## AIM
Report the count of lines below that include "характеристики", without any other text.

::::::::

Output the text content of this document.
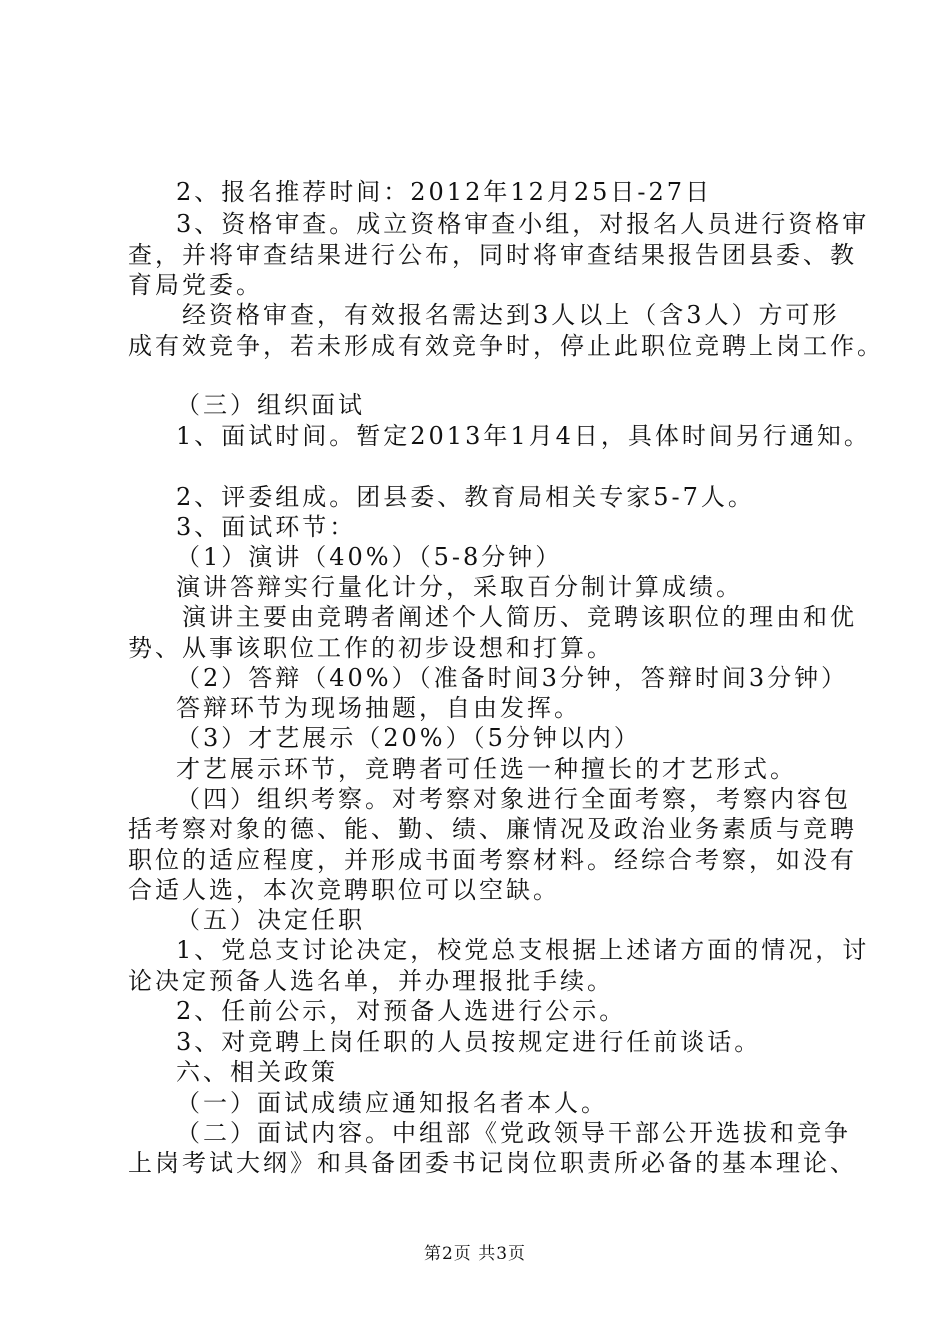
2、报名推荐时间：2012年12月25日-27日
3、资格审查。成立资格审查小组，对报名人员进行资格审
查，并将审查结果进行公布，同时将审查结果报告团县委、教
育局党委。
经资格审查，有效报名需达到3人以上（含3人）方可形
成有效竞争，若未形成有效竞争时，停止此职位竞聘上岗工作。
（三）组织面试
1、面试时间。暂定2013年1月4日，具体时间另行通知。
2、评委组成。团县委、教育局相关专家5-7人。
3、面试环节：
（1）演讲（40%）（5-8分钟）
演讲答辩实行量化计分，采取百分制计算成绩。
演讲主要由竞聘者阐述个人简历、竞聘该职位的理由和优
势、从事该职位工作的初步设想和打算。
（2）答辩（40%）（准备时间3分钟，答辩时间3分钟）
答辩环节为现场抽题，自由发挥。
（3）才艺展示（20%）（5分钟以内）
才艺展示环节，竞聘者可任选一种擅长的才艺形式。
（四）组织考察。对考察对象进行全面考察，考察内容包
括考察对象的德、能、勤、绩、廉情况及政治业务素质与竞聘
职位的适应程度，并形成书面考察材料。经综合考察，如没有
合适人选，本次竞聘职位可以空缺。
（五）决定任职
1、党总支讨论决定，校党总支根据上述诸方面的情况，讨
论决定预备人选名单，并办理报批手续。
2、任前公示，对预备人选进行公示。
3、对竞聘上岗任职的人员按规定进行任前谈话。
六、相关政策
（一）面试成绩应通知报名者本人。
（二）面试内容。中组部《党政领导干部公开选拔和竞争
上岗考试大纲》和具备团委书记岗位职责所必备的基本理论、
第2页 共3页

::::::::

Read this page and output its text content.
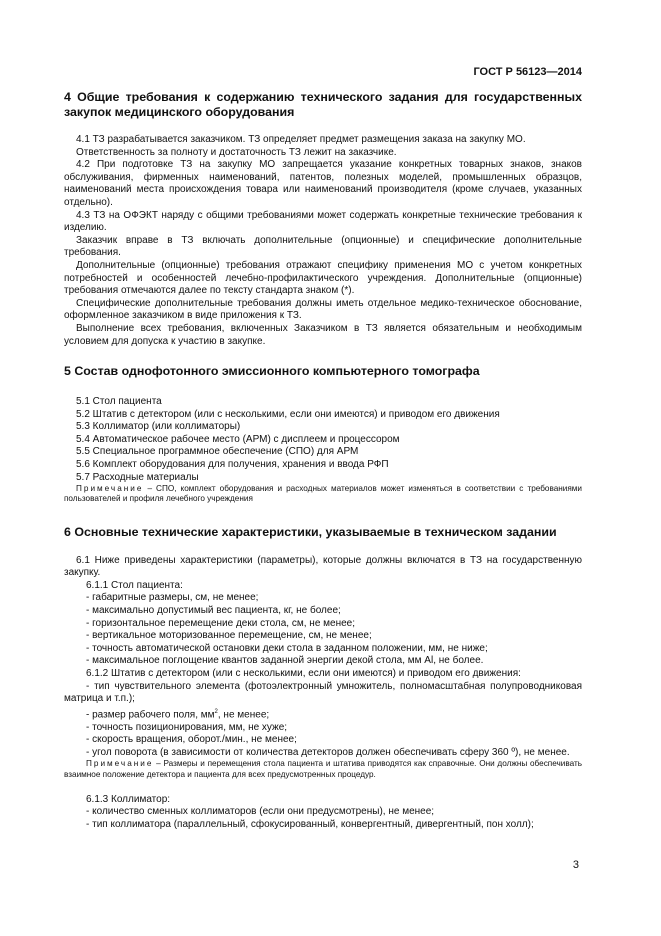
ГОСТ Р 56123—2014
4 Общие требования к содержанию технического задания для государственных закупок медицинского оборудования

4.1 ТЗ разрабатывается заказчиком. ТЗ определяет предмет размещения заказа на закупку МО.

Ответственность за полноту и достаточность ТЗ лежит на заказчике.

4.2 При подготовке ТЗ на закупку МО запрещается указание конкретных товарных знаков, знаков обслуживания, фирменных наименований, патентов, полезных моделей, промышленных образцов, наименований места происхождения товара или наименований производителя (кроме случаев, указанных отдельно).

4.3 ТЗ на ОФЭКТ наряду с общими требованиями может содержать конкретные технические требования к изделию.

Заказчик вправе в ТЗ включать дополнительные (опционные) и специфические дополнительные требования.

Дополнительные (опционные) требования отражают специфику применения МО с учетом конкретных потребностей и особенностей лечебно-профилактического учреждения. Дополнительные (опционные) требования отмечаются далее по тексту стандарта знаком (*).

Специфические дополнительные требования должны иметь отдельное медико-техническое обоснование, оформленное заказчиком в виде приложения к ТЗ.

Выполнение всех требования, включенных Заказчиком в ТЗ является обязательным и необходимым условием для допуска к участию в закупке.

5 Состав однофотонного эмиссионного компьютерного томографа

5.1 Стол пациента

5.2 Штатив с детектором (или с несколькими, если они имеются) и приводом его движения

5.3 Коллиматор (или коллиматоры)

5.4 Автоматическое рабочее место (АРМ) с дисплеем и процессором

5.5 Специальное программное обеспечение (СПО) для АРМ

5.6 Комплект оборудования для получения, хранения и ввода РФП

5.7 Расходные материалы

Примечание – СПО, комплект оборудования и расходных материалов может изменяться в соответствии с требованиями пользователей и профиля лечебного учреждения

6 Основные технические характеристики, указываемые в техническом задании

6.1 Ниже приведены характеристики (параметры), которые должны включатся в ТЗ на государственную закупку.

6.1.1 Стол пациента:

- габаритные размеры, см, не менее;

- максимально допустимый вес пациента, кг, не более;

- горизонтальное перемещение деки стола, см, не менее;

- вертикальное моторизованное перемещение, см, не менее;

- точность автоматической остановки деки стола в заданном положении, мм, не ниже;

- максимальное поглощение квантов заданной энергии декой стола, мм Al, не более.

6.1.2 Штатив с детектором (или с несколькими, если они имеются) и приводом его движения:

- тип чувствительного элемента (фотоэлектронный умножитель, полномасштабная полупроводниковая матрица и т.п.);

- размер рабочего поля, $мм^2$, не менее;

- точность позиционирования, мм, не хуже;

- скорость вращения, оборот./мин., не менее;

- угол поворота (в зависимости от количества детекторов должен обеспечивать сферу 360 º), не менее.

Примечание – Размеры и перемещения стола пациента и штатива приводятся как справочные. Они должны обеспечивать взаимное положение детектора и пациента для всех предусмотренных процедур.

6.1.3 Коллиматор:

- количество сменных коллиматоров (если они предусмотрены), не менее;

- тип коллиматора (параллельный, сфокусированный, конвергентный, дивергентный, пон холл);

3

::::::::

## WORKED SOLUTION
2